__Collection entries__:
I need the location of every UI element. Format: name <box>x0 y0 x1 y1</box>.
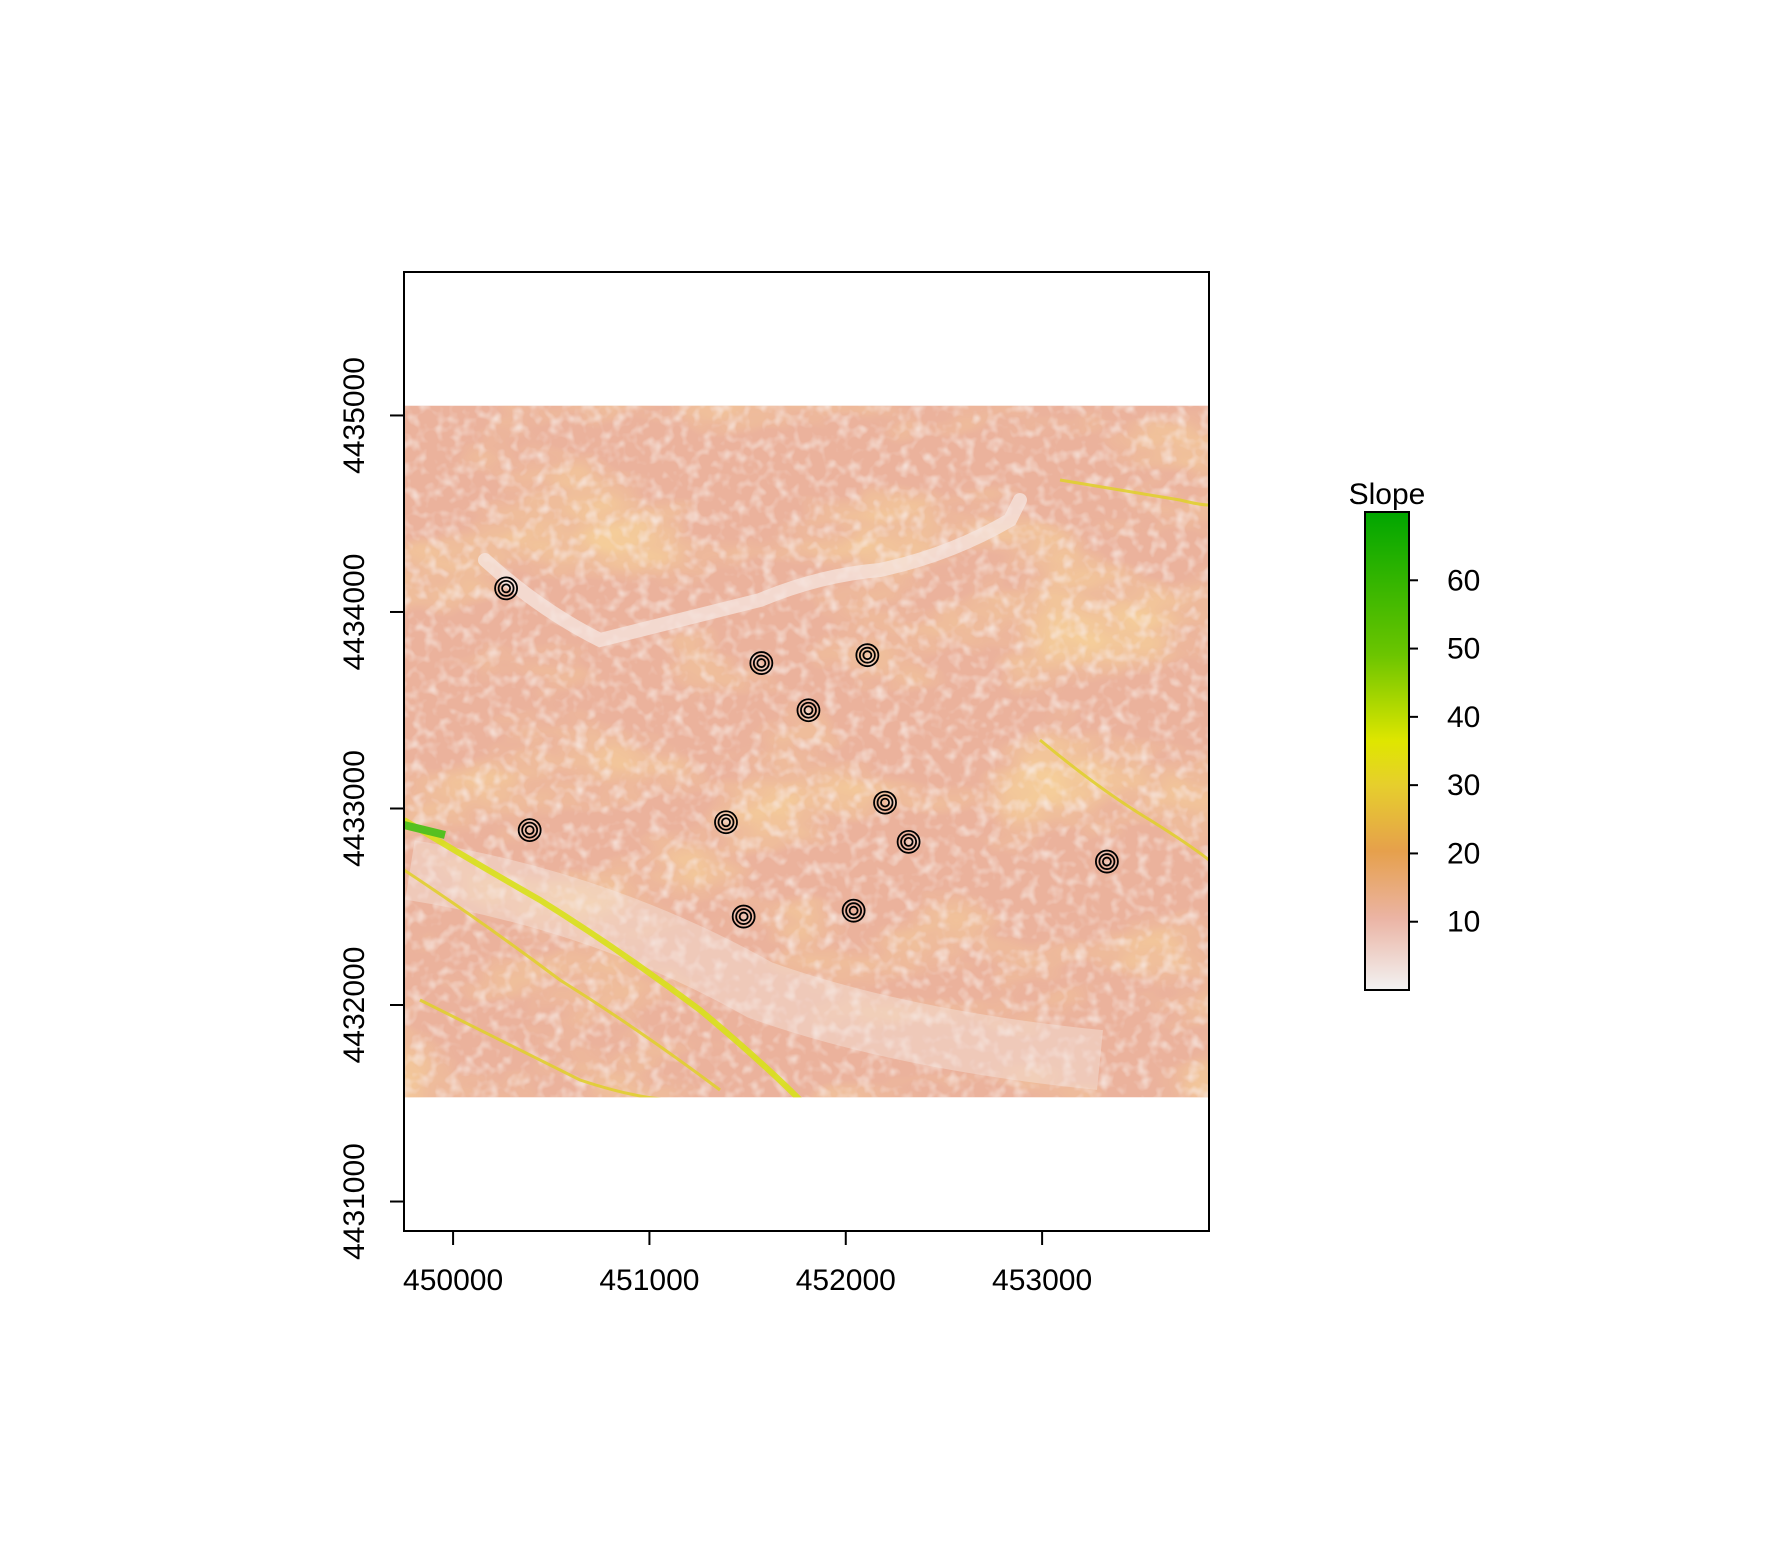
point-ring <box>903 836 914 847</box>
point-ring <box>749 651 774 675</box>
y-tick-label: 4431000 <box>338 1143 371 1260</box>
point-ring <box>800 701 817 719</box>
point-ring <box>803 705 814 716</box>
sample-point <box>749 651 774 675</box>
x-tick-label: 450000 <box>403 1264 503 1297</box>
point-ring <box>735 908 753 925</box>
legend-tick-label: 20 <box>1447 837 1480 870</box>
point-ring <box>501 583 511 594</box>
sample-point <box>896 829 921 854</box>
steep-slope-streak <box>1039 738 1209 862</box>
steep-slope-streak <box>404 817 802 1098</box>
point-ring <box>900 833 917 851</box>
ridge-crest <box>478 493 1027 648</box>
point-ring <box>848 905 859 916</box>
point-ring <box>896 829 921 854</box>
y-tick-label: 4434000 <box>338 554 371 671</box>
point-ring <box>714 810 738 835</box>
steep-slope-streak <box>404 868 721 1092</box>
point-ring <box>880 797 890 808</box>
x-tick-label: 451000 <box>599 1264 699 1297</box>
sample-points <box>494 576 1119 929</box>
sample-point <box>873 790 897 815</box>
legend-tick-label: 60 <box>1447 564 1480 597</box>
point-ring <box>873 790 897 815</box>
point-ring <box>855 643 880 668</box>
point-ring <box>1098 853 1116 870</box>
sample-point <box>1095 849 1119 874</box>
plot-area <box>404 405 1209 1098</box>
x-tick-label: 452000 <box>796 1264 896 1297</box>
point-ring <box>752 654 770 672</box>
legend-title: Slope <box>1349 478 1426 511</box>
point-ring <box>1102 856 1112 867</box>
sample-point <box>796 698 821 723</box>
steep-slope-streak <box>1059 478 1209 507</box>
slope-raster <box>404 405 1209 1098</box>
point-ring <box>862 650 873 661</box>
point-ring <box>721 817 731 828</box>
steep-slope-streak <box>419 998 661 1098</box>
slope-legend: Slope 10 20 30 40 50 60 <box>1349 478 1480 991</box>
point-ring <box>858 646 876 664</box>
point-ring <box>756 658 767 668</box>
sample-point <box>494 576 518 601</box>
point-ring <box>731 904 756 929</box>
y-tick-label: 4433000 <box>338 750 371 867</box>
x-tick-label: 453000 <box>992 1264 1092 1297</box>
steep-slope-green <box>404 821 446 839</box>
point-ring <box>524 825 535 836</box>
point-ring <box>738 911 749 922</box>
point-ring <box>1095 849 1119 874</box>
sample-point <box>855 643 880 668</box>
point-ring <box>521 821 539 839</box>
legend-tick-label: 50 <box>1447 633 1480 666</box>
sample-point <box>731 904 756 929</box>
point-ring <box>841 898 866 923</box>
point-ring <box>717 813 735 831</box>
point-ring <box>497 579 515 597</box>
sample-point <box>841 898 866 923</box>
legend-tick-label: 10 <box>1447 906 1480 939</box>
sample-point <box>517 818 542 843</box>
raster-texture <box>404 405 1209 1098</box>
legend-tick-label: 30 <box>1447 769 1480 802</box>
axes: 450000 451000 452000 453000 4431000 4432000 44… <box>338 271 1210 1297</box>
legend-tick-label: 40 <box>1447 701 1480 734</box>
point-ring <box>517 818 542 843</box>
sample-point <box>714 810 738 835</box>
y-tick-label: 4432000 <box>338 947 371 1064</box>
y-tick-label: 4435000 <box>338 357 371 474</box>
point-ring <box>876 794 894 811</box>
point-ring <box>845 902 863 920</box>
legend-colorbar <box>1364 511 1410 991</box>
point-ring <box>796 698 821 723</box>
point-ring <box>494 576 518 601</box>
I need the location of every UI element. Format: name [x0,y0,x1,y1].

__AIM OF THE EXERCISE__:
Rewrite the entries above, replacing every "point-ring" with "marker-ring" and leaving everything else unchanged. Omit the pictures from your answer.

__ANSWER TO THE TASK__:
I need the location of every UI element. Format: name <box>x0 y0 x1 y1</box>.
marker-ring <box>903 836 914 847</box>
marker-ring <box>749 651 774 675</box>
y-tick-label: 4431000 <box>338 1143 371 1260</box>
marker-ring <box>800 701 817 719</box>
marker-ring <box>803 705 814 716</box>
sample-point <box>749 651 774 675</box>
x-tick-label: 450000 <box>403 1264 503 1297</box>
marker-ring <box>735 908 753 925</box>
legend-tick-label: 20 <box>1447 837 1480 870</box>
marker-ring <box>501 583 511 594</box>
sample-point <box>896 829 921 854</box>
steep-slope-streak <box>1039 738 1209 862</box>
steep-slope-streak <box>404 817 802 1098</box>
marker-ring <box>900 833 917 851</box>
ridge-crest <box>478 493 1027 648</box>
marker-ring <box>848 905 859 916</box>
marker-ring <box>896 829 921 854</box>
y-tick-label: 4434000 <box>338 554 371 671</box>
marker-ring <box>714 810 738 835</box>
steep-slope-streak <box>404 868 721 1092</box>
marker-ring <box>880 797 890 808</box>
x-tick-label: 451000 <box>599 1264 699 1297</box>
sample-points <box>494 576 1119 929</box>
sample-point <box>873 790 897 815</box>
legend-tick-label: 60 <box>1447 564 1480 597</box>
marker-ring <box>873 790 897 815</box>
marker-ring <box>855 643 880 668</box>
marker-ring <box>1098 853 1116 870</box>
sample-point <box>1095 849 1119 874</box>
plot-area <box>404 405 1209 1098</box>
x-tick-label: 452000 <box>796 1264 896 1297</box>
marker-ring <box>752 654 770 672</box>
legend-title: Slope <box>1349 478 1426 511</box>
marker-ring <box>1102 856 1112 867</box>
sample-point <box>796 698 821 723</box>
steep-slope-streak <box>1059 478 1209 507</box>
slope-raster <box>404 405 1209 1098</box>
marker-ring <box>862 650 873 661</box>
marker-ring <box>721 817 731 828</box>
steep-slope-streak <box>419 998 661 1098</box>
slope-legend: Slope 10 20 30 40 50 60 <box>1349 478 1480 991</box>
marker-ring <box>858 646 876 664</box>
marker-ring <box>756 658 767 668</box>
sample-point <box>494 576 518 601</box>
marker-ring <box>731 904 756 929</box>
y-tick-label: 4433000 <box>338 750 371 867</box>
x-tick-label: 453000 <box>992 1264 1092 1297</box>
steep-slope-green <box>404 821 446 839</box>
marker-ring <box>524 825 535 836</box>
marker-ring <box>738 911 749 922</box>
marker-ring <box>1095 849 1119 874</box>
sample-point <box>855 643 880 668</box>
marker-ring <box>521 821 539 839</box>
legend-tick-label: 50 <box>1447 633 1480 666</box>
sample-point <box>731 904 756 929</box>
marker-ring <box>841 898 866 923</box>
marker-ring <box>717 813 735 831</box>
marker-ring <box>497 579 515 597</box>
sample-point <box>841 898 866 923</box>
legend-tick-label: 10 <box>1447 906 1480 939</box>
sample-point <box>517 818 542 843</box>
raster-texture <box>404 405 1209 1098</box>
legend-tick-label: 30 <box>1447 769 1480 802</box>
axes: 450000 451000 452000 453000 4431000 4432000 44… <box>338 271 1210 1297</box>
legend-tick-label: 40 <box>1447 701 1480 734</box>
marker-ring <box>517 818 542 843</box>
sample-point <box>714 810 738 835</box>
y-tick-label: 4432000 <box>338 947 371 1064</box>
y-tick-label: 4435000 <box>338 357 371 474</box>
marker-ring <box>876 794 894 811</box>
marker-ring <box>845 902 863 920</box>
legend-colorbar <box>1364 511 1410 991</box>
marker-ring <box>796 698 821 723</box>
marker-ring <box>494 576 518 601</box>
I need the location of every UI element. Format: name [x0,y0,x1,y1].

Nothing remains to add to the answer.